◆ INSTRUCTIONS TO FOLLOW: Copy all of the material below exactly.

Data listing
==*==
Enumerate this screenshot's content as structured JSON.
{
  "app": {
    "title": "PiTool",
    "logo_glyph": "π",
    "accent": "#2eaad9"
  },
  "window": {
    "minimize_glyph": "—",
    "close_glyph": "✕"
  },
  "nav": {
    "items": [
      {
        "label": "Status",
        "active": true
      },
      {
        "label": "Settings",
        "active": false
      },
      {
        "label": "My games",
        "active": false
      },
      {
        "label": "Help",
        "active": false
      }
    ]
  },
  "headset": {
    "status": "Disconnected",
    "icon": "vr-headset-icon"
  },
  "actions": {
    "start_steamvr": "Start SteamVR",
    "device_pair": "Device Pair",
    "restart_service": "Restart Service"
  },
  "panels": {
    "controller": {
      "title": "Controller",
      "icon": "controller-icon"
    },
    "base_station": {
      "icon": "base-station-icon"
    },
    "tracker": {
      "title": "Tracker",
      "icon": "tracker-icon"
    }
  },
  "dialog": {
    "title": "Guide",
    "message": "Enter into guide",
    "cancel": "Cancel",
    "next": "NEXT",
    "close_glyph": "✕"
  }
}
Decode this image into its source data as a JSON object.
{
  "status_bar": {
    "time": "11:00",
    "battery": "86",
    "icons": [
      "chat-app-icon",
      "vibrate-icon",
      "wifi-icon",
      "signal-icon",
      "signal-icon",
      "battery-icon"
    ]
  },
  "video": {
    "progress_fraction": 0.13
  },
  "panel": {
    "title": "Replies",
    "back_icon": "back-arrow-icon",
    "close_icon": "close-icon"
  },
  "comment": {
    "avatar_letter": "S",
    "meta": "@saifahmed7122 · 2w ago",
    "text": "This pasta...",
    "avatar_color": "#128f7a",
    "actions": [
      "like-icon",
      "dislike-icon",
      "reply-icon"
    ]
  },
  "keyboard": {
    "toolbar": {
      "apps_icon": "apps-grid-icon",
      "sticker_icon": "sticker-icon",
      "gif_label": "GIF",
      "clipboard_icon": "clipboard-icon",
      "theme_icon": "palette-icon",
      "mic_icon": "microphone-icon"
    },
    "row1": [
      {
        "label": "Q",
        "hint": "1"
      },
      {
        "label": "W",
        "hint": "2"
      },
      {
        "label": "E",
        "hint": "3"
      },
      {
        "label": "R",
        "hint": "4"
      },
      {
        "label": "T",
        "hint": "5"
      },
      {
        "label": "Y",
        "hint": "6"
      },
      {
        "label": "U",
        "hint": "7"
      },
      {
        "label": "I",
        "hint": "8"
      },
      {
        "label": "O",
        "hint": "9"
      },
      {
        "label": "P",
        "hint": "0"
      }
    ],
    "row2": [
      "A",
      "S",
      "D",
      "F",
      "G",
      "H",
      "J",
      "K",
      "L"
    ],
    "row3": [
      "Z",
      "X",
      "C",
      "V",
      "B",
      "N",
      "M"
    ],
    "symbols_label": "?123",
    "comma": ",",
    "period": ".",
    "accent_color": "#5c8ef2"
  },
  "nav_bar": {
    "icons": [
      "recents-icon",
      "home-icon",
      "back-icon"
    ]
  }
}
==*==
◆ THE ANSWER:
Enumerate this screenshot's content as structured JSON.
{
  "app": {
    "title": "PiTool",
    "logo_glyph": "π",
    "accent": "#2eaad9"
  },
  "window": {
    "minimize_glyph": "—",
    "close_glyph": "✕"
  },
  "nav": {
    "items": [
      {
        "label": "Status",
        "active": true
      },
      {
        "label": "Settings",
        "active": false
      },
      {
        "label": "My games",
        "active": false
      },
      {
        "label": "Help",
        "active": false
      }
    ]
  },
  "headset": {
    "status": "Disconnected",
    "icon": "vr-headset-icon"
  },
  "actions": {
    "start_steamvr": "Start SteamVR",
    "device_pair": "Device Pair",
    "restart_service": "Restart Service"
  },
  "panels": {
    "controller": {
      "title": "Controller",
      "icon": "controller-icon"
    },
    "base_station": {
      "icon": "base-station-icon"
    },
    "tracker": {
      "title": "Tracker",
      "icon": "tracker-icon"
    }
  },
  "dialog": {
    "title": "Guide",
    "message": "Enter into guide",
    "cancel": "Cancel",
    "next": "NEXT",
    "close_glyph": "✕"
  }
}
Decode this image into its source data as a JSON object.
{
  "status_bar": {
    "time": "11:00",
    "battery": "86",
    "icons": [
      "chat-app-icon",
      "vibrate-icon",
      "wifi-icon",
      "signal-icon",
      "signal-icon",
      "battery-icon"
    ]
  },
  "video": {
    "progress_fraction": 0.13
  },
  "panel": {
    "title": "Replies",
    "back_icon": "back-arrow-icon",
    "close_icon": "close-icon"
  },
  "comment": {
    "avatar_letter": "S",
    "meta": "@saifahmed7122 · 2w ago",
    "text": "This pasta...",
    "avatar_color": "#128f7a",
    "actions": [
      "like-icon",
      "dislike-icon",
      "reply-icon"
    ]
  },
  "keyboard": {
    "toolbar": {
      "apps_icon": "apps-grid-icon",
      "sticker_icon": "sticker-icon",
      "gif_label": "GIF",
      "clipboard_icon": "clipboard-icon",
      "theme_icon": "palette-icon",
      "mic_icon": "microphone-icon"
    },
    "row1": [
      {
        "label": "Q",
        "hint": "1"
      },
      {
        "label": "W",
        "hint": "2"
      },
      {
        "label": "E",
        "hint": "3"
      },
      {
        "label": "R",
        "hint": "4"
      },
      {
        "label": "T",
        "hint": "5"
      },
      {
        "label": "Y",
        "hint": "6"
      },
      {
        "label": "U",
        "hint": "7"
      },
      {
        "label": "I",
        "hint": "8"
      },
      {
        "label": "O",
        "hint": "9"
      },
      {
        "label": "P",
        "hint": "0"
      }
    ],
    "row2": [
      "A",
      "S",
      "D",
      "F",
      "G",
      "H",
      "J",
      "K",
      "L"
    ],
    "row3": [
      "Z",
      "X",
      "C",
      "V",
      "B",
      "N",
      "M"
    ],
    "symbols_label": "?123",
    "comma": ",",
    "period": ".",
    "accent_color": "#5c8ef2"
  },
  "nav_bar": {
    "icons": [
      "recents-icon",
      "home-icon",
      "back-icon"
    ]
  }
}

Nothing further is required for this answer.